▶ [Description of the task]:
Beneath this sentence is a set of records; write each of them out exactly.

▶ [Material shown]:
╭──

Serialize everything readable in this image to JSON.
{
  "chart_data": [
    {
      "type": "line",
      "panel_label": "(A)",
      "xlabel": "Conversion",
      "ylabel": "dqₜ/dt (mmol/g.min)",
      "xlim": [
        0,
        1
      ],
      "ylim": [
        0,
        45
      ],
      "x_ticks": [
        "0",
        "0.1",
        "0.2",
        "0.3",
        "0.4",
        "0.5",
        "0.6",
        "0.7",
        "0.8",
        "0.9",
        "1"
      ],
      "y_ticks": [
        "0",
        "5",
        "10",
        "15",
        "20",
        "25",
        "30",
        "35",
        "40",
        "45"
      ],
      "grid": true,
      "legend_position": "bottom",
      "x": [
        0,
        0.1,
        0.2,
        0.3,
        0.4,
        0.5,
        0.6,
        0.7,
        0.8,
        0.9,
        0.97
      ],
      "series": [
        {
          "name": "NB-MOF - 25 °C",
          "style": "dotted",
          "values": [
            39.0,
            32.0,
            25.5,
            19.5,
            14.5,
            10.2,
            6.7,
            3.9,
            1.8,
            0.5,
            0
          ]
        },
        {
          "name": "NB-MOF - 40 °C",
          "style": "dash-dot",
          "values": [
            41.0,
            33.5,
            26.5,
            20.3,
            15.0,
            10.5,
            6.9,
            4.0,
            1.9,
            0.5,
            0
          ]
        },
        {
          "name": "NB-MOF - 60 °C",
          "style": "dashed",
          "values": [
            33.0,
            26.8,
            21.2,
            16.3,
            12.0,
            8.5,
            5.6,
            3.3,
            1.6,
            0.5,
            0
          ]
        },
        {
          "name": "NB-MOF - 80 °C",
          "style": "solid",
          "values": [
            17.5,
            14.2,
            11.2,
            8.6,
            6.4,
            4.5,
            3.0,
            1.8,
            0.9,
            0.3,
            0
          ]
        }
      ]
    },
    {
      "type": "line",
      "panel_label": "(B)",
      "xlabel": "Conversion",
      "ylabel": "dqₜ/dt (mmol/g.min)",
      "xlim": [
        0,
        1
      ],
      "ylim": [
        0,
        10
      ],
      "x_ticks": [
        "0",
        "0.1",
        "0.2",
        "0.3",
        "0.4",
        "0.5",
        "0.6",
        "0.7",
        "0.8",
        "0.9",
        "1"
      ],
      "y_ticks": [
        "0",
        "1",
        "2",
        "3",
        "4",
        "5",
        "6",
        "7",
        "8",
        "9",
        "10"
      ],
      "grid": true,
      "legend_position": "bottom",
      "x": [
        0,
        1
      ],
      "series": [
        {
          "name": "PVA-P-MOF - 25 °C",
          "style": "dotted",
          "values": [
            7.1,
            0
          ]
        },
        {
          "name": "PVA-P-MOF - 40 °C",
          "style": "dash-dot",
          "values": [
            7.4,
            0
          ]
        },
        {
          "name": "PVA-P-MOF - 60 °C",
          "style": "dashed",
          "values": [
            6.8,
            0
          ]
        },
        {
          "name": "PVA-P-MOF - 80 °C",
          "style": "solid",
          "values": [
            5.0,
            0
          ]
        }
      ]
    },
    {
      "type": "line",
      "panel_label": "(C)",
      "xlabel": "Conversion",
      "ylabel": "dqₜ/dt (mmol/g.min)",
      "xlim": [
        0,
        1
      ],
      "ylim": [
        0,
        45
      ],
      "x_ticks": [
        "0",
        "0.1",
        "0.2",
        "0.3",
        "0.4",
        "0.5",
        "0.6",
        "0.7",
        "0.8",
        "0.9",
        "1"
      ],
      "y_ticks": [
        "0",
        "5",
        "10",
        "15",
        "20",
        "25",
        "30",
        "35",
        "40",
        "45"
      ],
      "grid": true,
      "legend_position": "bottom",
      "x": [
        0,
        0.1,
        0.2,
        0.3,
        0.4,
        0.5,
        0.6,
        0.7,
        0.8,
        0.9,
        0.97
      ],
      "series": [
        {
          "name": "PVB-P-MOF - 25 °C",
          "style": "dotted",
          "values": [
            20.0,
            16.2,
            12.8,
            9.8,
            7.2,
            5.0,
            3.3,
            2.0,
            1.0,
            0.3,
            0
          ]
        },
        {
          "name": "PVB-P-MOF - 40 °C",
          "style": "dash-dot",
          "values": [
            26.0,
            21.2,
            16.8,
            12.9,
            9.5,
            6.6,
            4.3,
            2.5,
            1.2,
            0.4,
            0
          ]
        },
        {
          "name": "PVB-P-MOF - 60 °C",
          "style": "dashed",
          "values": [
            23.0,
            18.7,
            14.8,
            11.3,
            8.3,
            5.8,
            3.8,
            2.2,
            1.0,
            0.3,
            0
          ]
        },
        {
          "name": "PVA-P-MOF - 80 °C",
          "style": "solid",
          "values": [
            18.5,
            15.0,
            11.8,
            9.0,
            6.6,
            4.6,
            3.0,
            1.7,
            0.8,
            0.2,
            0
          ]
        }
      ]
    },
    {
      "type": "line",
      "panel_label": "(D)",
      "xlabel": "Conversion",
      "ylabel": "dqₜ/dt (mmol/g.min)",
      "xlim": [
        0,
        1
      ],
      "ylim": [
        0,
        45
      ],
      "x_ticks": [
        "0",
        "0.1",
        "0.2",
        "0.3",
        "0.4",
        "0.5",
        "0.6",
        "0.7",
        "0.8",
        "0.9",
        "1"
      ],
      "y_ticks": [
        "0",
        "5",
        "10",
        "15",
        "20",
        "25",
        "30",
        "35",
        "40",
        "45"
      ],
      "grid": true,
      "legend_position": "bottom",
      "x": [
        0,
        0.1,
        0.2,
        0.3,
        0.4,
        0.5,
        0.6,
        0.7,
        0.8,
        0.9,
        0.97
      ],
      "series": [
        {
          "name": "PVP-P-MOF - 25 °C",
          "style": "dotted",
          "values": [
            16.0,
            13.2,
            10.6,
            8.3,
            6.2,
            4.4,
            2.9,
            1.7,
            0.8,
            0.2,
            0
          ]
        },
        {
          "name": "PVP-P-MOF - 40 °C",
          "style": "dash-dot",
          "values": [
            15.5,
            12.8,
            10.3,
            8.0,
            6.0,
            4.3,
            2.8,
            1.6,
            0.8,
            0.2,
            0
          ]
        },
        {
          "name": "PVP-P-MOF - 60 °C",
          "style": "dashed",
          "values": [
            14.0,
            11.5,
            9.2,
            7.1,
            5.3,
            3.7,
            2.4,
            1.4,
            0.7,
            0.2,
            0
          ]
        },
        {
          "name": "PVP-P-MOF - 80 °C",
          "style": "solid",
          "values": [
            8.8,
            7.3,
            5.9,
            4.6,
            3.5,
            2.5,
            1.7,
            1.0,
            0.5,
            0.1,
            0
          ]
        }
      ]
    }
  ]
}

╰──

▶ [Response to this task]:
Serialize everything readable in this image to JSON.
{
  "chart_data": [
    {
      "type": "line",
      "panel_label": "(A)",
      "xlabel": "Conversion",
      "ylabel": "dqₜ/dt (mmol/g.min)",
      "xlim": [
        0,
        1
      ],
      "ylim": [
        0,
        45
      ],
      "x_ticks": [
        "0",
        "0.1",
        "0.2",
        "0.3",
        "0.4",
        "0.5",
        "0.6",
        "0.7",
        "0.8",
        "0.9",
        "1"
      ],
      "y_ticks": [
        "0",
        "5",
        "10",
        "15",
        "20",
        "25",
        "30",
        "35",
        "40",
        "45"
      ],
      "grid": true,
      "legend_position": "bottom",
      "x": [
        0,
        0.1,
        0.2,
        0.3,
        0.4,
        0.5,
        0.6,
        0.7,
        0.8,
        0.9,
        0.97
      ],
      "series": [
        {
          "name": "NB-MOF - 25 °C",
          "style": "dotted",
          "values": [
            39.0,
            32.0,
            25.5,
            19.5,
            14.5,
            10.2,
            6.7,
            3.9,
            1.8,
            0.5,
            0
          ]
        },
        {
          "name": "NB-MOF - 40 °C",
          "style": "dash-dot",
          "values": [
            41.0,
            33.5,
            26.5,
            20.3,
            15.0,
            10.5,
            6.9,
            4.0,
            1.9,
            0.5,
            0
          ]
        },
        {
          "name": "NB-MOF - 60 °C",
          "style": "dashed",
          "values": [
            33.0,
            26.8,
            21.2,
            16.3,
            12.0,
            8.5,
            5.6,
            3.3,
            1.6,
            0.5,
            0
          ]
        },
        {
          "name": "NB-MOF - 80 °C",
          "style": "solid",
          "values": [
            17.5,
            14.2,
            11.2,
            8.6,
            6.4,
            4.5,
            3.0,
            1.8,
            0.9,
            0.3,
            0
          ]
        }
      ]
    },
    {
      "type": "line",
      "panel_label": "(B)",
      "xlabel": "Conversion",
      "ylabel": "dqₜ/dt (mmol/g.min)",
      "xlim": [
        0,
        1
      ],
      "ylim": [
        0,
        10
      ],
      "x_ticks": [
        "0",
        "0.1",
        "0.2",
        "0.3",
        "0.4",
        "0.5",
        "0.6",
        "0.7",
        "0.8",
        "0.9",
        "1"
      ],
      "y_ticks": [
        "0",
        "1",
        "2",
        "3",
        "4",
        "5",
        "6",
        "7",
        "8",
        "9",
        "10"
      ],
      "grid": true,
      "legend_position": "bottom",
      "x": [
        0,
        1
      ],
      "series": [
        {
          "name": "PVA-P-MOF - 25 °C",
          "style": "dotted",
          "values": [
            7.1,
            0
          ]
        },
        {
          "name": "PVA-P-MOF - 40 °C",
          "style": "dash-dot",
          "values": [
            7.4,
            0
          ]
        },
        {
          "name": "PVA-P-MOF - 60 °C",
          "style": "dashed",
          "values": [
            6.8,
            0
          ]
        },
        {
          "name": "PVA-P-MOF - 80 °C",
          "style": "solid",
          "values": [
            5.0,
            0
          ]
        }
      ]
    },
    {
      "type": "line",
      "panel_label": "(C)",
      "xlabel": "Conversion",
      "ylabel": "dqₜ/dt (mmol/g.min)",
      "xlim": [
        0,
        1
      ],
      "ylim": [
        0,
        45
      ],
      "x_ticks": [
        "0",
        "0.1",
        "0.2",
        "0.3",
        "0.4",
        "0.5",
        "0.6",
        "0.7",
        "0.8",
        "0.9",
        "1"
      ],
      "y_ticks": [
        "0",
        "5",
        "10",
        "15",
        "20",
        "25",
        "30",
        "35",
        "40",
        "45"
      ],
      "grid": true,
      "legend_position": "bottom",
      "x": [
        0,
        0.1,
        0.2,
        0.3,
        0.4,
        0.5,
        0.6,
        0.7,
        0.8,
        0.9,
        0.97
      ],
      "series": [
        {
          "name": "PVB-P-MOF - 25 °C",
          "style": "dotted",
          "values": [
            20.0,
            16.2,
            12.8,
            9.8,
            7.2,
            5.0,
            3.3,
            2.0,
            1.0,
            0.3,
            0
          ]
        },
        {
          "name": "PVB-P-MOF - 40 °C",
          "style": "dash-dot",
          "values": [
            26.0,
            21.2,
            16.8,
            12.9,
            9.5,
            6.6,
            4.3,
            2.5,
            1.2,
            0.4,
            0
          ]
        },
        {
          "name": "PVB-P-MOF - 60 °C",
          "style": "dashed",
          "values": [
            23.0,
            18.7,
            14.8,
            11.3,
            8.3,
            5.8,
            3.8,
            2.2,
            1.0,
            0.3,
            0
          ]
        },
        {
          "name": "PVA-P-MOF - 80 °C",
          "style": "solid",
          "values": [
            18.5,
            15.0,
            11.8,
            9.0,
            6.6,
            4.6,
            3.0,
            1.7,
            0.8,
            0.2,
            0
          ]
        }
      ]
    },
    {
      "type": "line",
      "panel_label": "(D)",
      "xlabel": "Conversion",
      "ylabel": "dqₜ/dt (mmol/g.min)",
      "xlim": [
        0,
        1
      ],
      "ylim": [
        0,
        45
      ],
      "x_ticks": [
        "0",
        "0.1",
        "0.2",
        "0.3",
        "0.4",
        "0.5",
        "0.6",
        "0.7",
        "0.8",
        "0.9",
        "1"
      ],
      "y_ticks": [
        "0",
        "5",
        "10",
        "15",
        "20",
        "25",
        "30",
        "35",
        "40",
        "45"
      ],
      "grid": true,
      "legend_position": "bottom",
      "x": [
        0,
        0.1,
        0.2,
        0.3,
        0.4,
        0.5,
        0.6,
        0.7,
        0.8,
        0.9,
        0.97
      ],
      "series": [
        {
          "name": "PVP-P-MOF - 25 °C",
          "style": "dotted",
          "values": [
            16.0,
            13.2,
            10.6,
            8.3,
            6.2,
            4.4,
            2.9,
            1.7,
            0.8,
            0.2,
            0
          ]
        },
        {
          "name": "PVP-P-MOF - 40 °C",
          "style": "dash-dot",
          "values": [
            15.5,
            12.8,
            10.3,
            8.0,
            6.0,
            4.3,
            2.8,
            1.6,
            0.8,
            0.2,
            0
          ]
        },
        {
          "name": "PVP-P-MOF - 60 °C",
          "style": "dashed",
          "values": [
            14.0,
            11.5,
            9.2,
            7.1,
            5.3,
            3.7,
            2.4,
            1.4,
            0.7,
            0.2,
            0
          ]
        },
        {
          "name": "PVP-P-MOF - 80 °C",
          "style": "solid",
          "values": [
            8.8,
            7.3,
            5.9,
            4.6,
            3.5,
            2.5,
            1.7,
            1.0,
            0.5,
            0.1,
            0
          ]
        }
      ]
    }
  ]
}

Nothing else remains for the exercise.